Aim of the exercise >> Review the listing and copy each line that holds the word "overhead".

Raw data >>
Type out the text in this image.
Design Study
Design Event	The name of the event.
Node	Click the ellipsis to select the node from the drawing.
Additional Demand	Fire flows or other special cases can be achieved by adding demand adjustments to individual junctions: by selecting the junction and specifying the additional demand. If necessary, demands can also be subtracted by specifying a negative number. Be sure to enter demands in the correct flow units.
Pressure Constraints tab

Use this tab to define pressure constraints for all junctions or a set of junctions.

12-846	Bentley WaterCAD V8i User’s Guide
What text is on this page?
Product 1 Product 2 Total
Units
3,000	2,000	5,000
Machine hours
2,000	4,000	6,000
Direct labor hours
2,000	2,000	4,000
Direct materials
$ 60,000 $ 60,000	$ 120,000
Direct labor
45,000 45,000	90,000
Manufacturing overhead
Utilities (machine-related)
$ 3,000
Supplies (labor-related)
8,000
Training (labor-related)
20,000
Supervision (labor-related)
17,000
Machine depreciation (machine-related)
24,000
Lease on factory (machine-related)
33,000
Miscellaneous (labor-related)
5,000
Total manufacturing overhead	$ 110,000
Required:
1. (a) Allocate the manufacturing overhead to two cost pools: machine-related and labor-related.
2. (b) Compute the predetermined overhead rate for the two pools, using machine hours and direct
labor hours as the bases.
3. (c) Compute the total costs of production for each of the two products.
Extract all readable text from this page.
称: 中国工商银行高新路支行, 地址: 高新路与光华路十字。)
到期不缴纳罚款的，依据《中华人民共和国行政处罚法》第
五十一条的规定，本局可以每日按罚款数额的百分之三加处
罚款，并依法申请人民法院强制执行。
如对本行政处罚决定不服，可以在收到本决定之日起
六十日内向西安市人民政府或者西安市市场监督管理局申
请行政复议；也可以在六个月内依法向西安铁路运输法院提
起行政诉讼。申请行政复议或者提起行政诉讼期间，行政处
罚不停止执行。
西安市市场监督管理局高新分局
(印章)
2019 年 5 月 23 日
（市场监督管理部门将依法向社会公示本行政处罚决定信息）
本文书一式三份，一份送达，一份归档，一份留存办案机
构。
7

The completed task >>
Manufacturing overhead
Total manufacturing overhead	$ 110,000
1. (a) Allocate the manufacturing overhead to two cost pools: machine-related and labor-related.
2. (b) Compute the predetermined overhead rate for the two pools, using machine hours and direct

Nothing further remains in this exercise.